• DIRECTIVE:
Each entry below should be returned exactly as is, with the pictures removed.

**** DATASET EXCERPTS

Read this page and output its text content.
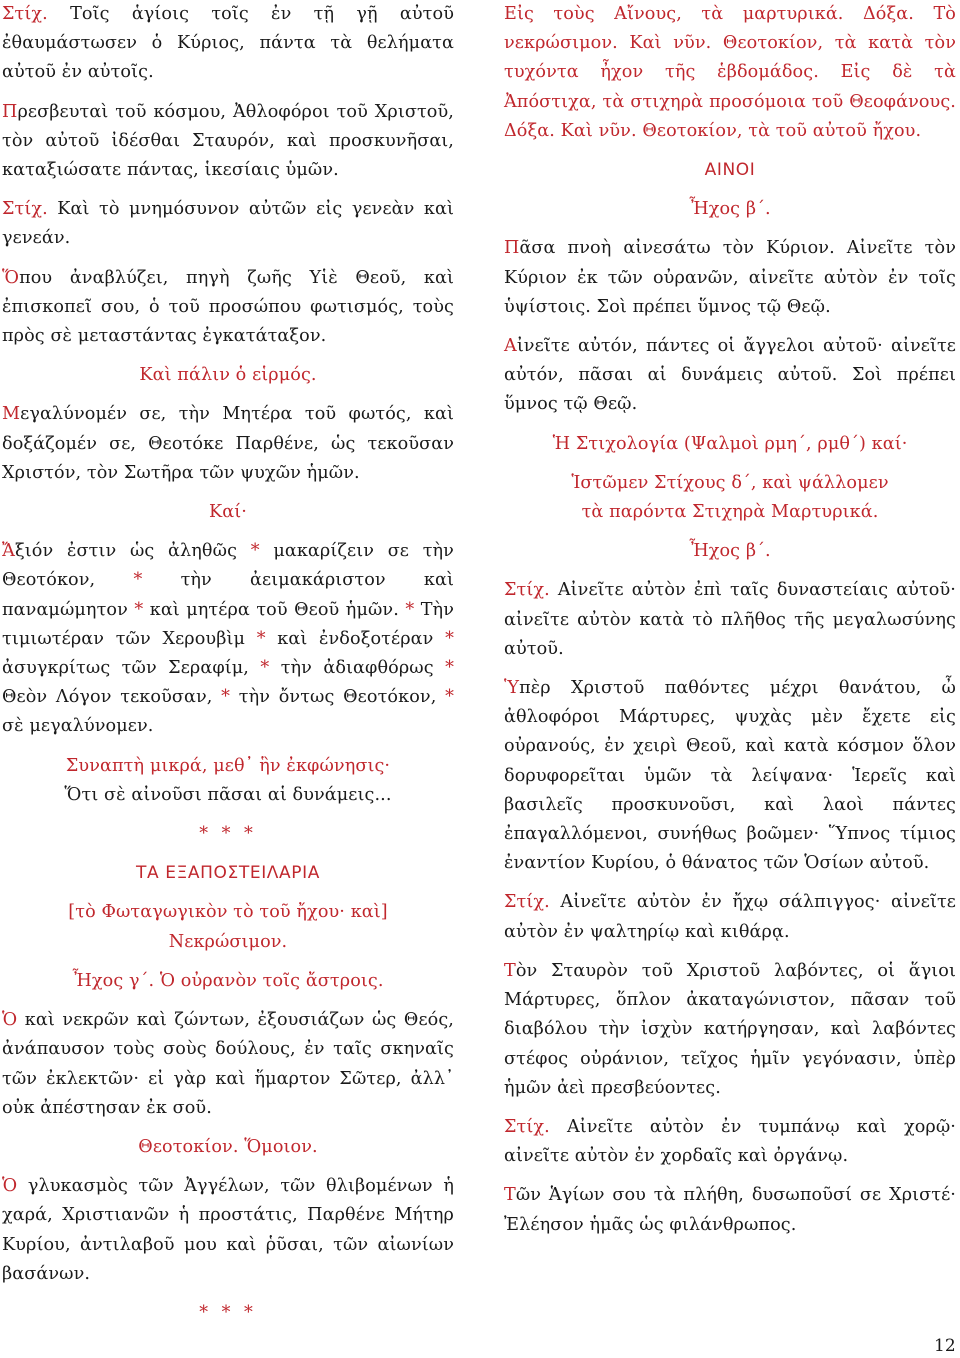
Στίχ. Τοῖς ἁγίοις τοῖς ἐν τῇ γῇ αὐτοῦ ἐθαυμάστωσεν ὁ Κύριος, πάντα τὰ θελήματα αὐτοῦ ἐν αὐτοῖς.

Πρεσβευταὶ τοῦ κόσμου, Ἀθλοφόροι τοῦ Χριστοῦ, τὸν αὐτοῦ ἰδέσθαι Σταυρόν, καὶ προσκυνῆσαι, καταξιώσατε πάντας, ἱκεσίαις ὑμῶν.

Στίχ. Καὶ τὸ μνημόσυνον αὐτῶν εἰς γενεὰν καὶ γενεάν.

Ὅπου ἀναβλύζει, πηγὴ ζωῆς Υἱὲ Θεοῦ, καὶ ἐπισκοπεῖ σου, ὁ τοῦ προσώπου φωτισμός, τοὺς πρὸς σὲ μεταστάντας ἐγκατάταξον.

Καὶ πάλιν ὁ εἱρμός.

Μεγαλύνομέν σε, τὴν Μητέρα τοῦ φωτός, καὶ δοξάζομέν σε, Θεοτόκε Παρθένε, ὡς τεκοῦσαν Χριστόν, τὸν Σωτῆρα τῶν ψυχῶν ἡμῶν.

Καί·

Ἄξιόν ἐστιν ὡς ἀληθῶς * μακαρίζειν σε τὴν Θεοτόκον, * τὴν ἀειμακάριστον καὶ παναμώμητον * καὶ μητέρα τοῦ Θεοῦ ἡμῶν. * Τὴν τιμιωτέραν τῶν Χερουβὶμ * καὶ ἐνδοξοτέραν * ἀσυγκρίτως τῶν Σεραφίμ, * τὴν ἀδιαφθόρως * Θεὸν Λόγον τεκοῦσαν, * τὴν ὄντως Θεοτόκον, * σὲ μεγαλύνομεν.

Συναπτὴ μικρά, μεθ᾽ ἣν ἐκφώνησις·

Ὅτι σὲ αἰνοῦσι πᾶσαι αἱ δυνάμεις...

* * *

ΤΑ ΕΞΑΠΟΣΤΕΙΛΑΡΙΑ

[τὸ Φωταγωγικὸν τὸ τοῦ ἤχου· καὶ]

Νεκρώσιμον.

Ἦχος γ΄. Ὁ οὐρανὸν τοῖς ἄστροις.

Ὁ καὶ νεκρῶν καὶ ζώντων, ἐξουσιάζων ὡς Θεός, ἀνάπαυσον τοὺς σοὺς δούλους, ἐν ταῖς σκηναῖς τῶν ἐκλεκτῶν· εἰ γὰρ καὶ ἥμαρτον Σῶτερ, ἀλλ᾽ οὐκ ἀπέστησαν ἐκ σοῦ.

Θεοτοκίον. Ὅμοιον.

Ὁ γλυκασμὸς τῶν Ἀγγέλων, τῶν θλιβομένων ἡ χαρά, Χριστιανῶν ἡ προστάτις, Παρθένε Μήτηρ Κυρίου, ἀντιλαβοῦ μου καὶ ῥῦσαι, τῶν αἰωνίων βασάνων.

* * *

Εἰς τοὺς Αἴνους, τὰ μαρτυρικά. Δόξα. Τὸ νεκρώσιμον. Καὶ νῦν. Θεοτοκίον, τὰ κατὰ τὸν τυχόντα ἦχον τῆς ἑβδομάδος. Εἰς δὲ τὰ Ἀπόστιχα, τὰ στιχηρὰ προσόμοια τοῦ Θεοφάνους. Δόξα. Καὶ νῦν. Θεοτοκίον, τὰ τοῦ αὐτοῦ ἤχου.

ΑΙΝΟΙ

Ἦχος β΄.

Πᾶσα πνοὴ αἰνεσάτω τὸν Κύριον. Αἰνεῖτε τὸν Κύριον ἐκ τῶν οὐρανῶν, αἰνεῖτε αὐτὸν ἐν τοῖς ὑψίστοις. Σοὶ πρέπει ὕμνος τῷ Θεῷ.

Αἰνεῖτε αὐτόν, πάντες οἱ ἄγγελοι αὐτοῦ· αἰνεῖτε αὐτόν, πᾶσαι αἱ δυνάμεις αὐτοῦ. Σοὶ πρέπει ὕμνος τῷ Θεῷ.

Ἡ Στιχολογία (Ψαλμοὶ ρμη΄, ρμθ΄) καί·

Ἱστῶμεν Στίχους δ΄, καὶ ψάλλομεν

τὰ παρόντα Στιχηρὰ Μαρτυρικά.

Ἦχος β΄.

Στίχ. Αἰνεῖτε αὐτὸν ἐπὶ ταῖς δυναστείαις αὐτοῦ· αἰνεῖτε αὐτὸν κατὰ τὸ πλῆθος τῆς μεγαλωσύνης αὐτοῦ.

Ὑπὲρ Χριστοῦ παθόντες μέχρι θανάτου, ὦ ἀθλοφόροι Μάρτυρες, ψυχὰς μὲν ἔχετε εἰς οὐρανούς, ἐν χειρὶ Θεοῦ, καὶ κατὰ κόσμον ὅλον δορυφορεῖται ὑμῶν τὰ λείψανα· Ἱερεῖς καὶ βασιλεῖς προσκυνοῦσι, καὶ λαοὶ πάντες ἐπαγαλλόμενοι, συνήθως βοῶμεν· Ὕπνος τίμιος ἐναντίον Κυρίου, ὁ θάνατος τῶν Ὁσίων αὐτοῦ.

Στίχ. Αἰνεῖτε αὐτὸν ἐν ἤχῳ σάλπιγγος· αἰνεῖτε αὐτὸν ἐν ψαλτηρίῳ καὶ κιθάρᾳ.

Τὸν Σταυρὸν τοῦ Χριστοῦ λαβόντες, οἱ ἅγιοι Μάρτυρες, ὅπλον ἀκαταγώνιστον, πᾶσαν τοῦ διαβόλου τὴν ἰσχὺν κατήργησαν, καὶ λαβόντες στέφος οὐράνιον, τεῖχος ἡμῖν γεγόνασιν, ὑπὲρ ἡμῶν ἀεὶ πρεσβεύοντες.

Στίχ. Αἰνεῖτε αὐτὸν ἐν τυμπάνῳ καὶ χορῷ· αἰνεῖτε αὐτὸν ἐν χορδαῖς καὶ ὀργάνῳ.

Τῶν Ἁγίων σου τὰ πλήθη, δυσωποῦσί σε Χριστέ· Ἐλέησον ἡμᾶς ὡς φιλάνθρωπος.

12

********

• FULL RESPONSE:
Read this page and output its text content.
Στίχ. Τοῖς ἁγίοις τοῖς ἐν τῇ γῇ αὐτοῦ ἐθαυμάστωσεν ὁ Κύριος, πάντα τὰ θελήματα αὐτοῦ ἐν αὐτοῖς.

Πρεσβευταὶ τοῦ κόσμου, Ἀθλοφόροι τοῦ Χριστοῦ, τὸν αὐτοῦ ἰδέσθαι Σταυρόν, καὶ προσκυνῆσαι, καταξιώσατε πάντας, ἱκεσίαις ὑμῶν.

Στίχ. Καὶ τὸ μνημόσυνον αὐτῶν εἰς γενεὰν καὶ γενεάν.

Ὅπου ἀναβλύζει, πηγὴ ζωῆς Υἱὲ Θεοῦ, καὶ ἐπισκοπεῖ σου, ὁ τοῦ προσώπου φωτισμός, τοὺς πρὸς σὲ μεταστάντας ἐγκατάταξον.

Καὶ πάλιν ὁ εἱρμός.

Μεγαλύνομέν σε, τὴν Μητέρα τοῦ φωτός, καὶ δοξάζομέν σε, Θεοτόκε Παρθένε, ὡς τεκοῦσαν Χριστόν, τὸν Σωτῆρα τῶν ψυχῶν ἡμῶν.

Καί·

Ἄξιόν ἐστιν ὡς ἀληθῶς * μακαρίζειν σε τὴν Θεοτόκον, * τὴν ἀειμακάριστον καὶ παναμώμητον * καὶ μητέρα τοῦ Θεοῦ ἡμῶν. * Τὴν τιμιωτέραν τῶν Χερουβὶμ * καὶ ἐνδοξοτέραν * ἀσυγκρίτως τῶν Σεραφίμ, * τὴν ἀδιαφθόρως * Θεὸν Λόγον τεκοῦσαν, * τὴν ὄντως Θεοτόκον, * σὲ μεγαλύνομεν.

Συναπτὴ μικρά, μεθ᾽ ἣν ἐκφώνησις·

Ὅτι σὲ αἰνοῦσι πᾶσαι αἱ δυνάμεις...

* * *

ΤΑ ΕΞΑΠΟΣΤΕΙΛΑΡΙΑ

[τὸ Φωταγωγικὸν τὸ τοῦ ἤχου· καὶ]

Νεκρώσιμον.

Ἦχος γ΄. Ὁ οὐρανὸν τοῖς ἄστροις.

Ὁ καὶ νεκρῶν καὶ ζώντων, ἐξουσιάζων ὡς Θεός, ἀνάπαυσον τοὺς σοὺς δούλους, ἐν ταῖς σκηναῖς τῶν ἐκλεκτῶν· εἰ γὰρ καὶ ἥμαρτον Σῶτερ, ἀλλ᾽ οὐκ ἀπέστησαν ἐκ σοῦ.

Θεοτοκίον. Ὅμοιον.

Ὁ γλυκασμὸς τῶν Ἀγγέλων, τῶν θλιβομένων ἡ χαρά, Χριστιανῶν ἡ προστάτις, Παρθένε Μήτηρ Κυρίου, ἀντιλαβοῦ μου καὶ ῥῦσαι, τῶν αἰωνίων βασάνων.

* * *

Εἰς τοὺς Αἴνους, τὰ μαρτυρικά. Δόξα. Τὸ νεκρώσιμον. Καὶ νῦν. Θεοτοκίον, τὰ κατὰ τὸν τυχόντα ἦχον τῆς ἑβδομάδος. Εἰς δὲ τὰ Ἀπόστιχα, τὰ στιχηρὰ προσόμοια τοῦ Θεοφάνους. Δόξα. Καὶ νῦν. Θεοτοκίον, τὰ τοῦ αὐτοῦ ἤχου.

ΑΙΝΟΙ

Ἦχος β΄.

Πᾶσα πνοὴ αἰνεσάτω τὸν Κύριον. Αἰνεῖτε τὸν Κύριον ἐκ τῶν οὐρανῶν, αἰνεῖτε αὐτὸν ἐν τοῖς ὑψίστοις. Σοὶ πρέπει ὕμνος τῷ Θεῷ.

Αἰνεῖτε αὐτόν, πάντες οἱ ἄγγελοι αὐτοῦ· αἰνεῖτε αὐτόν, πᾶσαι αἱ δυνάμεις αὐτοῦ. Σοὶ πρέπει ὕμνος τῷ Θεῷ.

Ἡ Στιχολογία (Ψαλμοὶ ρμη΄, ρμθ΄) καί·

Ἱστῶμεν Στίχους δ΄, καὶ ψάλλομεν

τὰ παρόντα Στιχηρὰ Μαρτυρικά.

Ἦχος β΄.

Στίχ. Αἰνεῖτε αὐτὸν ἐπὶ ταῖς δυναστείαις αὐτοῦ· αἰνεῖτε αὐτὸν κατὰ τὸ πλῆθος τῆς μεγαλωσύνης αὐτοῦ.

Ὑπὲρ Χριστοῦ παθόντες μέχρι θανάτου, ὦ ἀθλοφόροι Μάρτυρες, ψυχὰς μὲν ἔχετε εἰς οὐρανούς, ἐν χειρὶ Θεοῦ, καὶ κατὰ κόσμον ὅλον δορυφορεῖται ὑμῶν τὰ λείψανα· Ἱερεῖς καὶ βασιλεῖς προσκυνοῦσι, καὶ λαοὶ πάντες ἐπαγαλλόμενοι, συνήθως βοῶμεν· Ὕπνος τίμιος ἐναντίον Κυρίου, ὁ θάνατος τῶν Ὁσίων αὐτοῦ.

Στίχ. Αἰνεῖτε αὐτὸν ἐν ἤχῳ σάλπιγγος· αἰνεῖτε αὐτὸν ἐν ψαλτηρίῳ καὶ κιθάρᾳ.

Τὸν Σταυρὸν τοῦ Χριστοῦ λαβόντες, οἱ ἅγιοι Μάρτυρες, ὅπλον ἀκαταγώνιστον, πᾶσαν τοῦ διαβόλου τὴν ἰσχὺν κατήργησαν, καὶ λαβόντες στέφος οὐράνιον, τεῖχος ἡμῖν γεγόνασιν, ὑπὲρ ἡμῶν ἀεὶ πρεσβεύοντες.

Στίχ. Αἰνεῖτε αὐτὸν ἐν τυμπάνῳ καὶ χορῷ· αἰνεῖτε αὐτὸν ἐν χορδαῖς καὶ ὀργάνῳ.

Τῶν Ἁγίων σου τὰ πλήθη, δυσωποῦσί σε Χριστέ· Ἐλέησον ἡμᾶς ὡς φιλάνθρωπος.

12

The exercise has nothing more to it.